Write each line out again exactly as written.

[START Exercise material]

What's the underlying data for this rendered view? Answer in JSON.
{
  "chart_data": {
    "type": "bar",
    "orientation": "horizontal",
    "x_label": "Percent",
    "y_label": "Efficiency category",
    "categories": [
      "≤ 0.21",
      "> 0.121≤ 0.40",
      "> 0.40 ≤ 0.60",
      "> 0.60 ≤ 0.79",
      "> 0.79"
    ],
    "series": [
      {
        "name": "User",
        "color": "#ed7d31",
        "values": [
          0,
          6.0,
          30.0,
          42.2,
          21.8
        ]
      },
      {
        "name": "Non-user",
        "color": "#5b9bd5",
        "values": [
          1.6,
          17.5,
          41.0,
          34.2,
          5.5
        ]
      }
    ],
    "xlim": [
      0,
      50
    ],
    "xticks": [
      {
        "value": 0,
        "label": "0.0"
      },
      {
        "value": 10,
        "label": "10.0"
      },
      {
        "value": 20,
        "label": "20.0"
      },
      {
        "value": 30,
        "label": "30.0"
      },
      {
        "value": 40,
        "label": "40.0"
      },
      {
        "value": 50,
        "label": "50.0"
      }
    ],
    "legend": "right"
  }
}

[END Exercise material]

Finished answer:
What's the underlying data for this rendered view? Answer in JSON.
{
  "chart_data": {
    "type": "bar",
    "orientation": "horizontal",
    "x_label": "Percent",
    "y_label": "Efficiency category",
    "categories": [
      "≤ 0.21",
      "> 0.121≤ 0.40",
      "> 0.40 ≤ 0.60",
      "> 0.60 ≤ 0.79",
      "> 0.79"
    ],
    "series": [
      {
        "name": "User",
        "color": "#ed7d31",
        "values": [
          0,
          6.0,
          30.0,
          42.2,
          21.8
        ]
      },
      {
        "name": "Non-user",
        "color": "#5b9bd5",
        "values": [
          1.6,
          17.5,
          41.0,
          34.2,
          5.5
        ]
      }
    ],
    "xlim": [
      0,
      50
    ],
    "xticks": [
      {
        "value": 0,
        "label": "0.0"
      },
      {
        "value": 10,
        "label": "10.0"
      },
      {
        "value": 20,
        "label": "20.0"
      },
      {
        "value": 30,
        "label": "30.0"
      },
      {
        "value": 40,
        "label": "40.0"
      },
      {
        "value": 50,
        "label": "50.0"
      }
    ],
    "legend": "right"
  }
}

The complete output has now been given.